**EXERCISE MATERIAL:**
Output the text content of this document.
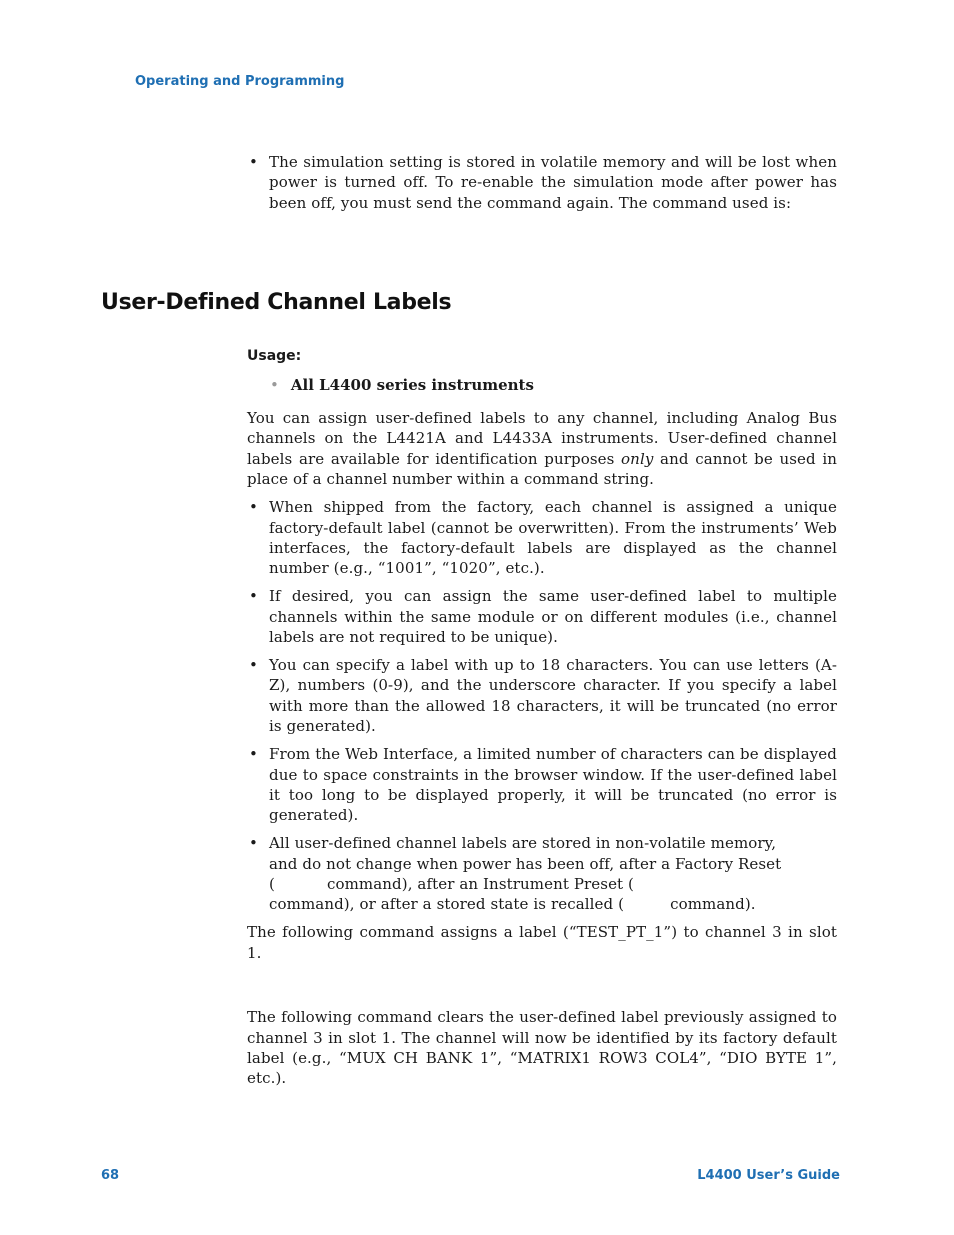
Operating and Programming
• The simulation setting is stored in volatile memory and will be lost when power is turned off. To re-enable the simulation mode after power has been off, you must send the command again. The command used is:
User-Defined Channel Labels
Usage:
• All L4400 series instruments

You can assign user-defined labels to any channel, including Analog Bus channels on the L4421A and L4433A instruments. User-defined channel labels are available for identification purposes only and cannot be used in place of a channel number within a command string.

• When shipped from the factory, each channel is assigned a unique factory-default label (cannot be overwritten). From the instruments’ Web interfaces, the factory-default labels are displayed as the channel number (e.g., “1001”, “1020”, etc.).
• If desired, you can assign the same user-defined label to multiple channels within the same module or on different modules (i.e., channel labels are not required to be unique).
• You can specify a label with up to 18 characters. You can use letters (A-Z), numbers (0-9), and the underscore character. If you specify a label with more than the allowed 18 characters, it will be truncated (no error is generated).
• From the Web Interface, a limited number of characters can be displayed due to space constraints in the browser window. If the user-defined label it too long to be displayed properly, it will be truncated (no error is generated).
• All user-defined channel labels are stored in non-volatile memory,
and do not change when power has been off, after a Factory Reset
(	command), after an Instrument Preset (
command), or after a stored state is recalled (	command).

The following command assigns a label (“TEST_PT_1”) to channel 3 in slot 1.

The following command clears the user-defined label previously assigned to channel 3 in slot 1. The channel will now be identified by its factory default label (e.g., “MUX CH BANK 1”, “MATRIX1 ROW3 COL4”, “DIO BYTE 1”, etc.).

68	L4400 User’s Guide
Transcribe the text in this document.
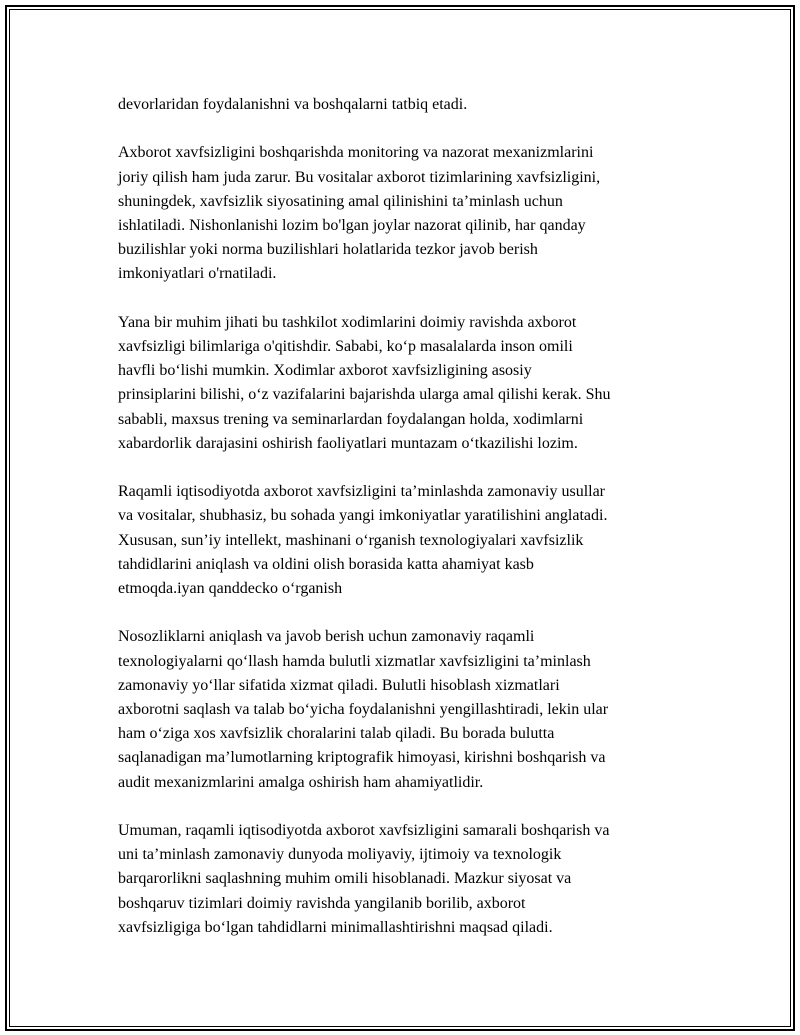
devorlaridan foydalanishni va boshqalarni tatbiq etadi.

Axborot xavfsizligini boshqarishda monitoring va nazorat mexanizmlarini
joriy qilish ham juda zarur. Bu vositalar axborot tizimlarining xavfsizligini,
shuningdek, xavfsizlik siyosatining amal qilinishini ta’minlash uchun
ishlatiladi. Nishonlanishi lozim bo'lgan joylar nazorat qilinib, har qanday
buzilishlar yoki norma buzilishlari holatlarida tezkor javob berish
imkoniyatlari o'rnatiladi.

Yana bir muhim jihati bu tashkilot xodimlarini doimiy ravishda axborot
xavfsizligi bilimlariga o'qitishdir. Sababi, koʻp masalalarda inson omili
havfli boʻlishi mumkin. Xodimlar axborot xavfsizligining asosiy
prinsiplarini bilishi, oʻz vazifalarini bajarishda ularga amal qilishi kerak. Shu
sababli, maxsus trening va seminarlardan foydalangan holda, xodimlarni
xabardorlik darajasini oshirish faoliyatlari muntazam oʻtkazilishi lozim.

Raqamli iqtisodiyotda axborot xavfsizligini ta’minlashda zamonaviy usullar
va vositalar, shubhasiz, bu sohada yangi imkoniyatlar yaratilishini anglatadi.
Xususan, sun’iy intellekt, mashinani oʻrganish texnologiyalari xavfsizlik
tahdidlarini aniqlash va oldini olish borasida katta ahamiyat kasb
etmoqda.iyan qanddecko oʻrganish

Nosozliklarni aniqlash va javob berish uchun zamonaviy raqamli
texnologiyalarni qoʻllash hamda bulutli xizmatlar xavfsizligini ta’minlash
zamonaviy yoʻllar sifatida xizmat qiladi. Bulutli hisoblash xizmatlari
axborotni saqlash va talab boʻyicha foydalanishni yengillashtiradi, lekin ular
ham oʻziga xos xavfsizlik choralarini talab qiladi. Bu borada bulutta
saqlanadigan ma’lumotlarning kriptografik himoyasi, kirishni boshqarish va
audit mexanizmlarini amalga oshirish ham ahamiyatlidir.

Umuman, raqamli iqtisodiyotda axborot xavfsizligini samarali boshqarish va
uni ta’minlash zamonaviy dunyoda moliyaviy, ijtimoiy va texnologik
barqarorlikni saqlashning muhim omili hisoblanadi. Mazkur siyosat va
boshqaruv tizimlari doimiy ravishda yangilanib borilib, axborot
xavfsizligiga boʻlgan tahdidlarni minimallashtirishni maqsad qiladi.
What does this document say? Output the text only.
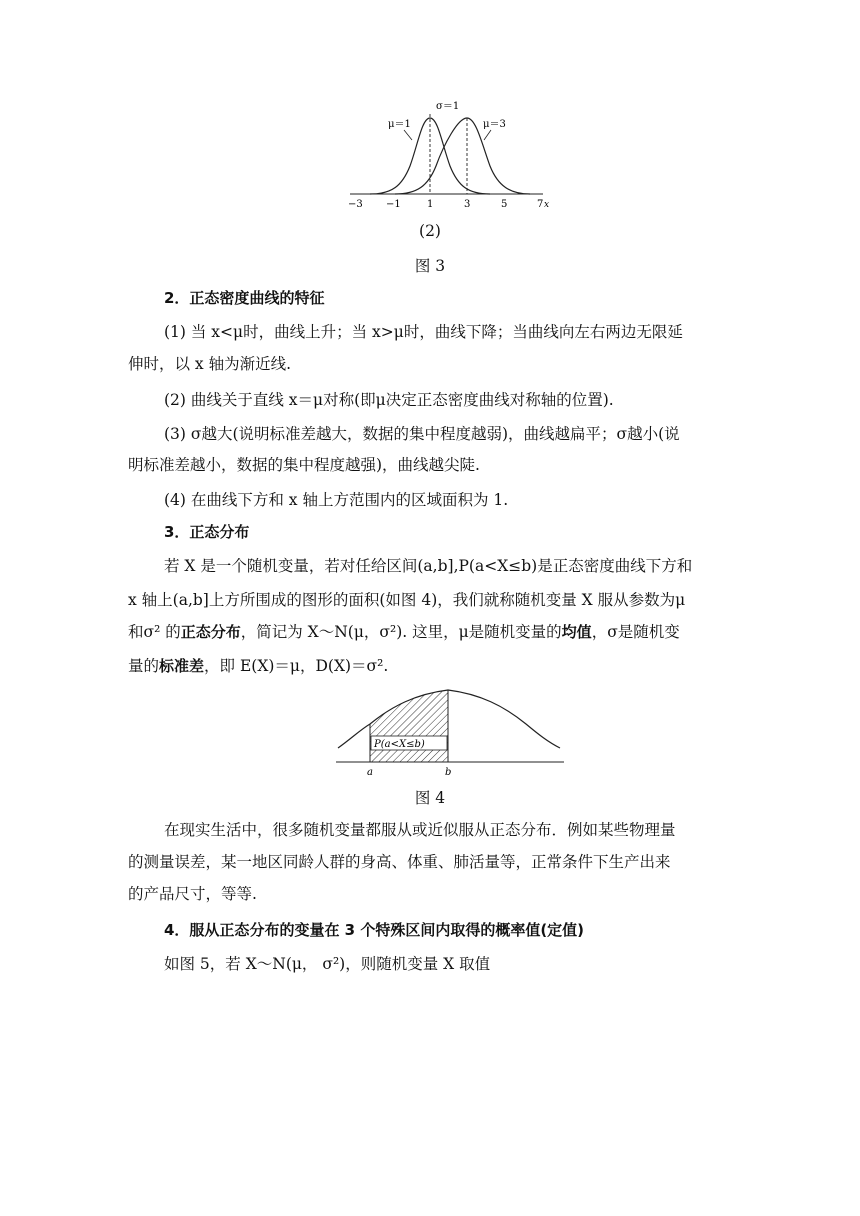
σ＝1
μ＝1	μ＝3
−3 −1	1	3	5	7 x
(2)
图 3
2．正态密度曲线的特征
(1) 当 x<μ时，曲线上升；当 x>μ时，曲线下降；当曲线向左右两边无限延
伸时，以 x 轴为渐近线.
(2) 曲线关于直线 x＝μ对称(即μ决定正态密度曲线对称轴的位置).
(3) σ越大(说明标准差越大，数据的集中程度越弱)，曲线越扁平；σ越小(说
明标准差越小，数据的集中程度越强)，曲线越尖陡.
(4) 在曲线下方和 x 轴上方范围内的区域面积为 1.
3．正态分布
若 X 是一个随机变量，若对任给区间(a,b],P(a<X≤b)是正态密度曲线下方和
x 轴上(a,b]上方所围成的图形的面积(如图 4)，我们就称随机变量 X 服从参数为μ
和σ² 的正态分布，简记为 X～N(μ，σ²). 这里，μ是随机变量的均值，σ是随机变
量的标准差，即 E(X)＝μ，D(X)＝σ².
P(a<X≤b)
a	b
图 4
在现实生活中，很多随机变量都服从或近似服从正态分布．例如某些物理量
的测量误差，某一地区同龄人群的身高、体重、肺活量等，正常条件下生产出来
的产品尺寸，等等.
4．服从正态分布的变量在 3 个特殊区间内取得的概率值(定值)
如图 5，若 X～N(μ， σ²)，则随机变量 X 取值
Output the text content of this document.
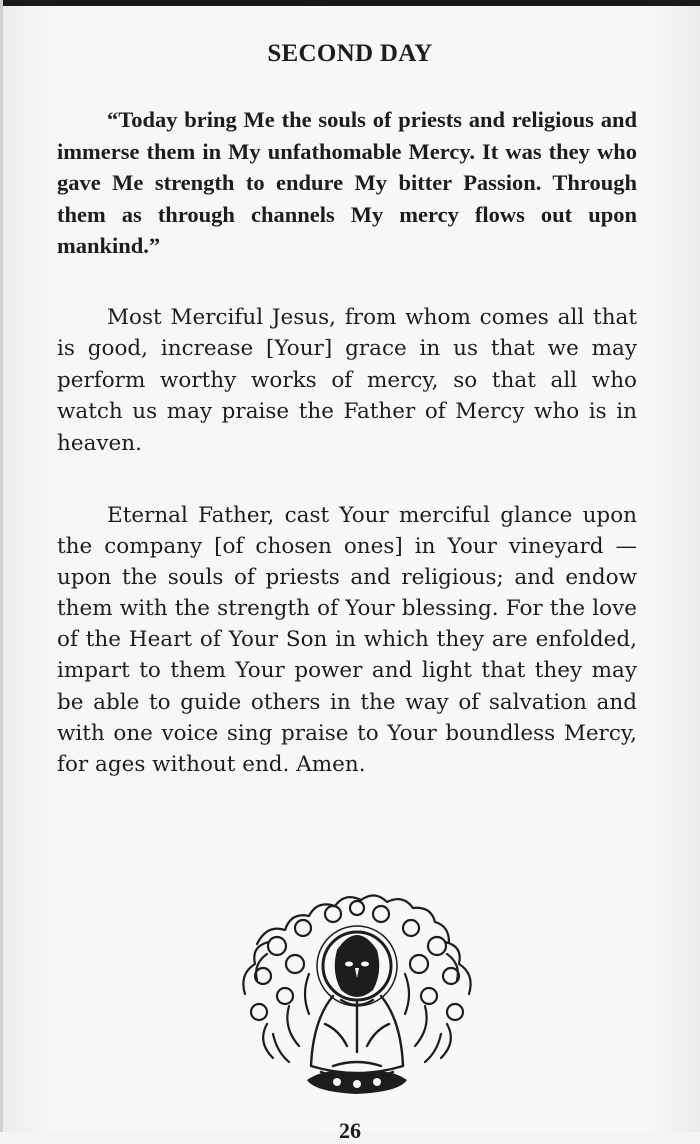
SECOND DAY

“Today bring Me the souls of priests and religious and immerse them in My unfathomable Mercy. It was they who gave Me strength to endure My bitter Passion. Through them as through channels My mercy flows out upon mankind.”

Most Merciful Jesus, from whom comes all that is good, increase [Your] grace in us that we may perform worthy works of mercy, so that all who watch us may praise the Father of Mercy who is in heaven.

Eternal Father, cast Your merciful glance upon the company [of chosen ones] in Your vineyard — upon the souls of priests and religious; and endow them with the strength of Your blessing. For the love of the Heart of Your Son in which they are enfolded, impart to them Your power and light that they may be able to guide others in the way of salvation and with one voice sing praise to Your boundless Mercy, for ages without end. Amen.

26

**PROBLEM DETAILS:** Pull out each line containing the word "generated" and copy it.

**OUTPUT:**
• You can specify a label with up to 18 characters. You can use letters (A-Z), numbers (0-9), and the underscore character. If you specify a label with more than the allowed 18 characters, it will be truncated (no error is generated).
• From the Web Interface, a limited number of characters can be displayed due to space constraints in the browser window. If the user-defined label it too long to be displayed properly, it will be truncated (no error is generated).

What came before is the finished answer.